→ Acción requerida 1:
¿Concuerdan con el texto estas afirmaciones? Contesta sí o no a cada una y cita literalmente las palabras del texto que lo deciden.
(a) El fin de semana se produjeron 881 accidentes de tráfico.
(b) El escritor quemó su novela.
(c) La escena del tren ocurre en un vagón de fumadores.
→ Acción requerida 2:
Responde según el texto:
(a) ¿A cuántos de los niños del patio encarcelan unas décadas después?
(b) ¿A quién se atribuyen los versos citados bajo el título "Oración"?
(c) ¿Qué fecha lleva la entrada titulada "Espeluy"?

→ Texto:
● ● ● ●
Oído lo cual, el escritor exclamó: “Eso sí que es literatura”. Y aunque el primer impulso fue quemar su novela, finalmente optó por guardarla en un cajón bien hondo.

10.12.09

Oración

…esta segunda inocencia
que da el no creer en nada
(A. MACHADO)



Oh Dios, concédeme la pureza de los santos incrédulos. De aquéllos que no creen en juicios finales, ni en vidas de ultratumba, ni en resurrecciones, ni en eternidades, ni en salvaciones, ni en condenas... Concédeme (te imploro) la excelsa perfección de aquellos santos laicos. De aquéllos que no piensan en cielos ni en infiernos. De aquéllos que gratuitamente, sin creer en tu existencia ni esperar nada de Ti, eligen ser buenos.

9.12.09

Profecías

Dice “Este fin de semana habrá alrededor de 900 accidentes de tráfico”. Se producen 881.

Ve un colegio y dice “De esos 500 niños que juegan en el patio, entre 1 y 3 de ellos pasarán por la cárcel”. Unas décadas después encarcelan a 2.

Dice “El año próximo morirán de hambre más de 100.000 humanos”. Mueren más de esa cifra.

Ante lo cual, ella –Estadística, Demoscopia, Prospectiva…, como se llame- se crece y proclama: “No tenéis nada que hacer. No podéis conmigo. Soy más fuerte que todos vosotros”.

Y sabemos que no es así, que en esto último yerra. Que no estamos sujetos a sus augurios. Que nuestro comportamiento pasado no tiene por qué regir nuestro comportamiento futuro. Que, si lo afrontáramos como un reto, sus predicciones fallarían. Que, si en verdad nos lo propusiéramos, no se saldría con la suya.

Pero no somos capaces de demostrárselo.

4.12.09

Espeluy

Tarde plana en el tren. Vagón de no fumadores. Se incorporan viajeros. Se animan a hablar. Uno dice que viaja para poner orden en un asunto de familia, ajustar cuentas con alguien y dar un escarmiento.
● ● ● ●
→ Información proporcionada:
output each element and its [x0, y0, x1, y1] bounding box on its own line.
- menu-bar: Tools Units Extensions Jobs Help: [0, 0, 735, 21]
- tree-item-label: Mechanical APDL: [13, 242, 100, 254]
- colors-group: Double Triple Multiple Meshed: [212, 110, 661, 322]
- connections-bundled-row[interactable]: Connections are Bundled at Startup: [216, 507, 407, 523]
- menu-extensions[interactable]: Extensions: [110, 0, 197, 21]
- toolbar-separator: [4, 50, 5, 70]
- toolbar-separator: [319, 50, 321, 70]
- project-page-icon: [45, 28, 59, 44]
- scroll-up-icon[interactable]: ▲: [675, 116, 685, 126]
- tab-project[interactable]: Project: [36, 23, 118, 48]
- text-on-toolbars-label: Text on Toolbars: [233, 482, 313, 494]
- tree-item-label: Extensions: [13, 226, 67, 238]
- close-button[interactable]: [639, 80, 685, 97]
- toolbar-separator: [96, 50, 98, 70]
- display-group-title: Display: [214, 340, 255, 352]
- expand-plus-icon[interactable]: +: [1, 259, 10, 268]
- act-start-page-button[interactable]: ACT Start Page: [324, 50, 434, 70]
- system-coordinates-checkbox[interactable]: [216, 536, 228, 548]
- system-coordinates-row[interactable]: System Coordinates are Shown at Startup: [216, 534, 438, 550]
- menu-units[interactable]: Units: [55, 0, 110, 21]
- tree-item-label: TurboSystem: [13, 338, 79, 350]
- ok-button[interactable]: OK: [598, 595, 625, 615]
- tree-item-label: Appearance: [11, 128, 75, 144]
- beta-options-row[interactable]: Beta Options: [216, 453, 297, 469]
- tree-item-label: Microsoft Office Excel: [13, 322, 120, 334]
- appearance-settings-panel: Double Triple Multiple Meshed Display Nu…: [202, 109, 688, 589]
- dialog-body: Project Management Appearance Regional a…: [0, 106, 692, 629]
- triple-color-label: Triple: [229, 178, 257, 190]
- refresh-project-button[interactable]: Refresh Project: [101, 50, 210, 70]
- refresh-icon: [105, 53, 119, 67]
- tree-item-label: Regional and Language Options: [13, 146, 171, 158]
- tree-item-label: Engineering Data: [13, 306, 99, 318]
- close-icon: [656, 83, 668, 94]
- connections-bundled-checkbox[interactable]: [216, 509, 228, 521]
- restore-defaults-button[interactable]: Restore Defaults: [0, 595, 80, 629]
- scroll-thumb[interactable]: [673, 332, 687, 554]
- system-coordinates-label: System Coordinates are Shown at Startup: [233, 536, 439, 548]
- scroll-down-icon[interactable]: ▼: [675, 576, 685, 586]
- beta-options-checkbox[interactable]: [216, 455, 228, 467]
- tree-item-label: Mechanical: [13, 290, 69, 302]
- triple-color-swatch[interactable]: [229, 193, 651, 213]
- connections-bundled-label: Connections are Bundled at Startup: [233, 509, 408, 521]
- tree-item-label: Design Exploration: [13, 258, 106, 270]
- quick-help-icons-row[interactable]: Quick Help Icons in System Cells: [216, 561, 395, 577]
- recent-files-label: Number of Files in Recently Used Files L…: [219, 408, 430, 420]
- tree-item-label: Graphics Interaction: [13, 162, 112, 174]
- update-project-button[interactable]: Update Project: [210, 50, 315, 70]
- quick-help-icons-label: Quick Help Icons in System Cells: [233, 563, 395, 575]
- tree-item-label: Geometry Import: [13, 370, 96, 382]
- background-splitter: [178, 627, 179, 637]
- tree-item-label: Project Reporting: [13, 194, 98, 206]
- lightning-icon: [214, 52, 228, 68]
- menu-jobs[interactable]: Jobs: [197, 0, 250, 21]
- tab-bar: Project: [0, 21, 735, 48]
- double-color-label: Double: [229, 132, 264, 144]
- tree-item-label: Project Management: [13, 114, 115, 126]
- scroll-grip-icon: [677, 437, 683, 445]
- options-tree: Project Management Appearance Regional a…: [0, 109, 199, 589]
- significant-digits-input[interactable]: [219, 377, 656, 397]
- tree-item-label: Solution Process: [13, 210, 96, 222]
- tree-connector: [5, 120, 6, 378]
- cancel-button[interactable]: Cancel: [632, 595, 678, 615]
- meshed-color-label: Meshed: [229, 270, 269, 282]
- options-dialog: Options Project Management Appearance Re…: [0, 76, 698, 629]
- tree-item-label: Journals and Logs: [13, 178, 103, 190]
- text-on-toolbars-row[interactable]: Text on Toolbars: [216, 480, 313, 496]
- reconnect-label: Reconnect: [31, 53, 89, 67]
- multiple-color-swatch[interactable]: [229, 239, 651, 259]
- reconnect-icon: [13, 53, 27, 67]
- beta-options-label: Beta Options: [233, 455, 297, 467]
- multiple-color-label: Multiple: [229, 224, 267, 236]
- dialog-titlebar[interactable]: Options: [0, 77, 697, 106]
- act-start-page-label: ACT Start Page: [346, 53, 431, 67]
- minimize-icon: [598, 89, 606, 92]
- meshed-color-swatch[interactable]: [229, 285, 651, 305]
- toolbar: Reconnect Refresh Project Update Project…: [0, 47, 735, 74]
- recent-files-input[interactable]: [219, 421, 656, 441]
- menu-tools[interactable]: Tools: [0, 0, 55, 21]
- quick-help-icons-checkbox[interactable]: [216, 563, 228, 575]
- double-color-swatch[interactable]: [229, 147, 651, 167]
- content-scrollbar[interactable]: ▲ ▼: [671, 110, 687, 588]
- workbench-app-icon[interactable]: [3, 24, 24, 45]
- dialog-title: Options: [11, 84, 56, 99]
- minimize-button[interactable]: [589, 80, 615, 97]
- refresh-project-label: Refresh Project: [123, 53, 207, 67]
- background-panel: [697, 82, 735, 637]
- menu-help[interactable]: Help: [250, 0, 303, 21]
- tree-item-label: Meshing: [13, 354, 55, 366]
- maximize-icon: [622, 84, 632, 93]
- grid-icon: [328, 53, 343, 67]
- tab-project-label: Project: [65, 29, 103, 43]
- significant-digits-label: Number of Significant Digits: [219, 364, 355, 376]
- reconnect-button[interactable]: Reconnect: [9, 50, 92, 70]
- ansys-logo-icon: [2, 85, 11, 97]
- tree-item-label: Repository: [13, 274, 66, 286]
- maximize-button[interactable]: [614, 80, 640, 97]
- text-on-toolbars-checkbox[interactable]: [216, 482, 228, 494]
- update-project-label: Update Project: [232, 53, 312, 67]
● ● ● ●
→ Resultado del ejercicio 1:
(a) Sí: "Se producen 881."
(b) No: "finalmente optó por guardarla en un cajón bien hondo"
(c) No: "Vagón de no fumadores."

→ Resultado del ejercicio 2:
(a) A 2.
(b) A A. Machado.
(c) 4.12.09.